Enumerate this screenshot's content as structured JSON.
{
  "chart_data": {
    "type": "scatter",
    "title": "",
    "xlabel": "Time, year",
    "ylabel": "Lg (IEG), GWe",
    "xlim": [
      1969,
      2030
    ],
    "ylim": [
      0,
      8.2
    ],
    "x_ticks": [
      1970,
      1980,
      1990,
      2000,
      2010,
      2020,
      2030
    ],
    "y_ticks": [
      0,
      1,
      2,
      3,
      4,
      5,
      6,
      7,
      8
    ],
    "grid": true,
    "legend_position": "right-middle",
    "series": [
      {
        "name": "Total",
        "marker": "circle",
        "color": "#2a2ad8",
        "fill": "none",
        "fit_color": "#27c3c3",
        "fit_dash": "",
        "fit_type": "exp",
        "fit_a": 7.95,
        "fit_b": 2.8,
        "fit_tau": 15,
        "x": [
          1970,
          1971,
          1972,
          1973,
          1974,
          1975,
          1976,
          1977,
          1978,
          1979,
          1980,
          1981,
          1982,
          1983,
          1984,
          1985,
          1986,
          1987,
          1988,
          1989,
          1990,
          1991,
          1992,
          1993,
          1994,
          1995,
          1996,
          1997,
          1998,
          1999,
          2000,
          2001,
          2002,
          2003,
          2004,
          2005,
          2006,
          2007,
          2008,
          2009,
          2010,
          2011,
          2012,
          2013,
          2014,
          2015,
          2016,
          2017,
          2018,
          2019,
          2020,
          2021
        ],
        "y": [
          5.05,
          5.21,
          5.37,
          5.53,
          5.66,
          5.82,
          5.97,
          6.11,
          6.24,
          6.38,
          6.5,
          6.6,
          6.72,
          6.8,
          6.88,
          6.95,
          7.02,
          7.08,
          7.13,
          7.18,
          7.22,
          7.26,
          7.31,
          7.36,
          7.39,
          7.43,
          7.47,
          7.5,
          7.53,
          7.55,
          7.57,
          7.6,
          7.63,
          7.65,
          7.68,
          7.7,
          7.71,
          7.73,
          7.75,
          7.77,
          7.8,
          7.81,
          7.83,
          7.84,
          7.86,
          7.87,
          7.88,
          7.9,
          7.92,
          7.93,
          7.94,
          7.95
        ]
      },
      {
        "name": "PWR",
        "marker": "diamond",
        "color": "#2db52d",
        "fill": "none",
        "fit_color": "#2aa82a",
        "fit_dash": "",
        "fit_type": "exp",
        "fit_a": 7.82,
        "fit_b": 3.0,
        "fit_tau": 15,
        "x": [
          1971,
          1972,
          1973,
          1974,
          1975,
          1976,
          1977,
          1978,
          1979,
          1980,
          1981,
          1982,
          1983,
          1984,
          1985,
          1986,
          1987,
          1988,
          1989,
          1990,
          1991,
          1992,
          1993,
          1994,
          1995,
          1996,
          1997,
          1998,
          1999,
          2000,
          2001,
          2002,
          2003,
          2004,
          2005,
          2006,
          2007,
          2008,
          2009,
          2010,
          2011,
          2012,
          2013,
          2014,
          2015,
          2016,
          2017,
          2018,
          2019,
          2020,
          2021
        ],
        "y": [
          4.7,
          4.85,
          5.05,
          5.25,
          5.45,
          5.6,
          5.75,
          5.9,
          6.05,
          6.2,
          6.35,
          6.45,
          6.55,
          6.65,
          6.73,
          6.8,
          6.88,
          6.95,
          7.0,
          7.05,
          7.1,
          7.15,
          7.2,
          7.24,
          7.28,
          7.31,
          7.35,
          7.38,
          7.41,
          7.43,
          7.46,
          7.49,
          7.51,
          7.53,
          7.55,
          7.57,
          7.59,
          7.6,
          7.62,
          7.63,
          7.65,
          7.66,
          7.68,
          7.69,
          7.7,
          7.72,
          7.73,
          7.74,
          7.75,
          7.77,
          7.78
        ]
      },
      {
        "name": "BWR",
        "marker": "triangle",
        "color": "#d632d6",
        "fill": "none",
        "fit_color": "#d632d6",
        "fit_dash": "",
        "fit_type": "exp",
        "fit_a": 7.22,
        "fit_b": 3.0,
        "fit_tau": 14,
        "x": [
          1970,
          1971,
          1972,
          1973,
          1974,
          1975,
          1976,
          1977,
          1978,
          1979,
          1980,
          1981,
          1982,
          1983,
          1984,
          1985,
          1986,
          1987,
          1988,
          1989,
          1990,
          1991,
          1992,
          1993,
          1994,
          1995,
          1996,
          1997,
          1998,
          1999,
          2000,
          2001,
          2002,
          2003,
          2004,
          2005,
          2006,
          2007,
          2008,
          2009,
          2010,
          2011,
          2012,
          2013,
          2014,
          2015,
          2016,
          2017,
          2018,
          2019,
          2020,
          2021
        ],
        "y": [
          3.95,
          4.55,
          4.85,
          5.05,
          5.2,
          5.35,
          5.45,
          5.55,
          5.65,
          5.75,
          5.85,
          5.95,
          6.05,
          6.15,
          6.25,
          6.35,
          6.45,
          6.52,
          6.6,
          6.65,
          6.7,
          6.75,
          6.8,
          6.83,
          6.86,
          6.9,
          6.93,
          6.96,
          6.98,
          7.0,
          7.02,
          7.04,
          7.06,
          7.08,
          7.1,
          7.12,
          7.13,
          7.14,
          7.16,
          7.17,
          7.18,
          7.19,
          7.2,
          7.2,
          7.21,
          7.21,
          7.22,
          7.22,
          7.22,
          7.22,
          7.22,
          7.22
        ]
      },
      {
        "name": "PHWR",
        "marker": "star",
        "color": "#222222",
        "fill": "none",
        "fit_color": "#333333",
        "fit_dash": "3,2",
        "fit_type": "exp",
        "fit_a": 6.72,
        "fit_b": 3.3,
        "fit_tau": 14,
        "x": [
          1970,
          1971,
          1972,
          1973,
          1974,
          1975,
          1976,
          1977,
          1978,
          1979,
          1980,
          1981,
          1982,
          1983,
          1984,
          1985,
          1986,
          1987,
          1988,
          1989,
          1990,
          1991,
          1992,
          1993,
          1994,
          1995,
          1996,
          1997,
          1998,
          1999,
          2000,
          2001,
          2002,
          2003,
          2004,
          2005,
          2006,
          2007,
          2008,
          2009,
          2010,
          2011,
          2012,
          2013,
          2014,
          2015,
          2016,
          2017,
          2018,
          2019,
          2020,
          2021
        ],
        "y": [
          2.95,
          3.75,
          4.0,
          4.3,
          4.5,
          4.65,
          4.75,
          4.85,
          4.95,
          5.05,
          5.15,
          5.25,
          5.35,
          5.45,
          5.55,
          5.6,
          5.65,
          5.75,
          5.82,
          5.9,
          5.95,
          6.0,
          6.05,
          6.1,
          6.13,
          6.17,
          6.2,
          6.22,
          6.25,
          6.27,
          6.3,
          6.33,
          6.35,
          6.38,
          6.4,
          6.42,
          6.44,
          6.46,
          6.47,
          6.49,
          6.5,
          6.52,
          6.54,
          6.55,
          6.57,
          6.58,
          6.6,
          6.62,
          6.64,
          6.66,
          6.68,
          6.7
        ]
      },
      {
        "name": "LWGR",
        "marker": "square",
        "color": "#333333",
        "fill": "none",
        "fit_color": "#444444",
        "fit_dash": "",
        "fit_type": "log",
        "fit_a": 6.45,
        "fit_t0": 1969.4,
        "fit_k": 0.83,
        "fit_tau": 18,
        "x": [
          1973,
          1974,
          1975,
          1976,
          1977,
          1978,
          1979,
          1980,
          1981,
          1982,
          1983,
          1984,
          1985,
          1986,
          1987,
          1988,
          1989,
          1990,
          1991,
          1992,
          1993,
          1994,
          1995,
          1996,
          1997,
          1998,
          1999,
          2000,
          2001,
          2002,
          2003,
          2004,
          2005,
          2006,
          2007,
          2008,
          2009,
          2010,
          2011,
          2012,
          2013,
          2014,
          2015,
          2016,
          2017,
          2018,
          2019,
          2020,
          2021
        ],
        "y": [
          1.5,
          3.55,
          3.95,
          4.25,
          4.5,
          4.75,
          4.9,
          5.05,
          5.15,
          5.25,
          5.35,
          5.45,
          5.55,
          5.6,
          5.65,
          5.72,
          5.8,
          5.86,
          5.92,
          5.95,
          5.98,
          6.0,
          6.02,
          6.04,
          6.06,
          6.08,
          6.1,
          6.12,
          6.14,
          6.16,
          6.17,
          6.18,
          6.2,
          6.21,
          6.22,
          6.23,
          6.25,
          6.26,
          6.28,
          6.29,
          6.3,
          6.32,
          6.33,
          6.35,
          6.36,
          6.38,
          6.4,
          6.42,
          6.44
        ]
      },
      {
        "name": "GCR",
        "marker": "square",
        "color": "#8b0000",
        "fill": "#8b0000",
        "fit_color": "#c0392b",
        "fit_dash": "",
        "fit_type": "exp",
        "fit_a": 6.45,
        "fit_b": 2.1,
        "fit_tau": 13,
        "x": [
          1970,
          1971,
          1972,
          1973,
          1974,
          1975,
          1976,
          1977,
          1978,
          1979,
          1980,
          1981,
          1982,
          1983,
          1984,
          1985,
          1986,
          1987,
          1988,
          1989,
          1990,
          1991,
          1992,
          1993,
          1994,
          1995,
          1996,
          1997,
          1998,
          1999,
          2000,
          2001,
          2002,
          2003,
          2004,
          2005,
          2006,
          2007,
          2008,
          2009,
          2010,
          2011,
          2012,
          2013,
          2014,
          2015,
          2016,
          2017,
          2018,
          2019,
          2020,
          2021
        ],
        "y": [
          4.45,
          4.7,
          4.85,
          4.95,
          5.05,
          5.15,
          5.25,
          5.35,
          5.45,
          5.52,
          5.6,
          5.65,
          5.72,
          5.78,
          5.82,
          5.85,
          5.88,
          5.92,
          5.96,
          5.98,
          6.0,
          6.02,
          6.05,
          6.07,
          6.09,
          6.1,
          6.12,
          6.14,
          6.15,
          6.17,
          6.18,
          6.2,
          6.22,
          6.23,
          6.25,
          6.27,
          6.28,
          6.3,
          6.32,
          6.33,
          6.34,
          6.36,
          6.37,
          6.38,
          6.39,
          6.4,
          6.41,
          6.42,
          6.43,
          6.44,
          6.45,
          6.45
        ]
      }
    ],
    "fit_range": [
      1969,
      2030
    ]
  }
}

= = =

» **YOUR TASK**: Report how many lines of the preceding records include "name". Output the number only.

» **TASK SOLUTION**: 6